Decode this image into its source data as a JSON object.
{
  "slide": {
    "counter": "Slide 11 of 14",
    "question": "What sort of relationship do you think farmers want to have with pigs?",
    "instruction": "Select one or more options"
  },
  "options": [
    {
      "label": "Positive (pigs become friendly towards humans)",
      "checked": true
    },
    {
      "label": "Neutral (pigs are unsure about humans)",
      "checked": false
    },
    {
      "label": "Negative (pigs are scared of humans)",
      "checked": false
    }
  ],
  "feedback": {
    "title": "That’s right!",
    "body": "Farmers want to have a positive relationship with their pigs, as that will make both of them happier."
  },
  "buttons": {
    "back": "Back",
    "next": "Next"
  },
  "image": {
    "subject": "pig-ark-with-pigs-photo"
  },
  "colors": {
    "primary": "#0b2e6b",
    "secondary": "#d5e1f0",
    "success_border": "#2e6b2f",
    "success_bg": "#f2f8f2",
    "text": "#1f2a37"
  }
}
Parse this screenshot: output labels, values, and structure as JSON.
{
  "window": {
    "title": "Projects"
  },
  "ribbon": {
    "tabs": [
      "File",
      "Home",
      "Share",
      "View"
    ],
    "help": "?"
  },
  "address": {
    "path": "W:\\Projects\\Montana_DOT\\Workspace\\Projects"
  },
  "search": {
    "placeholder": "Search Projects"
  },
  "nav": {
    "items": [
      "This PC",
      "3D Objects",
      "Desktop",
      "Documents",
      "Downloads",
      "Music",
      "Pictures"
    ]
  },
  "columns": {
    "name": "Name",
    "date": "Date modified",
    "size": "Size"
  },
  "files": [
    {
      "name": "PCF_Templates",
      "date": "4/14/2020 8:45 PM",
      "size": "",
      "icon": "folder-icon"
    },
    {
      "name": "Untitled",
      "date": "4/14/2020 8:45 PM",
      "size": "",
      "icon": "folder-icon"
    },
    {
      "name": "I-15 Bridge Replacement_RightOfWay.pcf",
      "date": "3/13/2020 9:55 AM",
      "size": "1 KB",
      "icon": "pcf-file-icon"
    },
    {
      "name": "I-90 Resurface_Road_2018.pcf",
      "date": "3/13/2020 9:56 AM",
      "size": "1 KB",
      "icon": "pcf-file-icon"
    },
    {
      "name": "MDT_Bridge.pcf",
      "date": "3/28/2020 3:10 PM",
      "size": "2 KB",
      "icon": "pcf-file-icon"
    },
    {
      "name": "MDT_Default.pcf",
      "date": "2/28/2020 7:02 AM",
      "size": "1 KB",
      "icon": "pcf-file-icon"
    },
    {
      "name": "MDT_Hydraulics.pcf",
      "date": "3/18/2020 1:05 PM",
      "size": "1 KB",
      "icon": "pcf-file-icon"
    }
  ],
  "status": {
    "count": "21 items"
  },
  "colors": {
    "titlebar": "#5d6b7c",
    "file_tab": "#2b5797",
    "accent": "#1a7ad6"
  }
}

** Problem description **
Copy out exactly the lines between the line with "Parse this screenshot: output" and the last line of the entries, counting both of those lines.

** The answer **
Parse this screenshot: output labels, values, and structure as JSON.
{
  "window": {
    "title": "Projects"
  },
  "ribbon": {
    "tabs": [
      "File",
      "Home",
      "Share",
      "View"
    ],
    "help": "?"
  },
  "address": {
    "path": "W:\\Projects\\Montana_DOT\\Workspace\\Projects"
  },
  "search": {
    "placeholder": "Search Projects"
  },
  "nav": {
    "items": [
      "This PC",
      "3D Objects",
      "Desktop",
      "Documents",
      "Downloads",
      "Music",
      "Pictures"
    ]
  },
  "columns": {
    "name": "Name",
    "date": "Date modified",
    "size": "Size"
  },
  "files": [
    {
      "name": "PCF_Templates",
      "date": "4/14/2020 8:45 PM",
      "size": "",
      "icon": "folder-icon"
    },
    {
      "name": "Untitled",
      "date": "4/14/2020 8:45 PM",
      "size": "",
      "icon": "folder-icon"
    },
    {
      "name": "I-15 Bridge Replacement_RightOfWay.pcf",
      "date": "3/13/2020 9:55 AM",
      "size": "1 KB",
      "icon": "pcf-file-icon"
    },
    {
      "name": "I-90 Resurface_Road_2018.pcf",
      "date": "3/13/2020 9:56 AM",
      "size": "1 KB",
      "icon": "pcf-file-icon"
    },
    {
      "name": "MDT_Bridge.pcf",
      "date": "3/28/2020 3:10 PM",
      "size": "2 KB",
      "icon": "pcf-file-icon"
    },
    {
      "name": "MDT_Default.pcf",
      "date": "2/28/2020 7:02 AM",
      "size": "1 KB",
      "icon": "pcf-file-icon"
    },
    {
      "name": "MDT_Hydraulics.pcf",
      "date": "3/18/2020 1:05 PM",
      "size": "1 KB",
      "icon": "pcf-file-icon"
    }
  ],
  "status": {
    "count": "21 items"
  },
  "colors": {
    "titlebar": "#5d6b7c",
    "file_tab": "#2b5797",
    "accent": "#1a7ad6"
  }
}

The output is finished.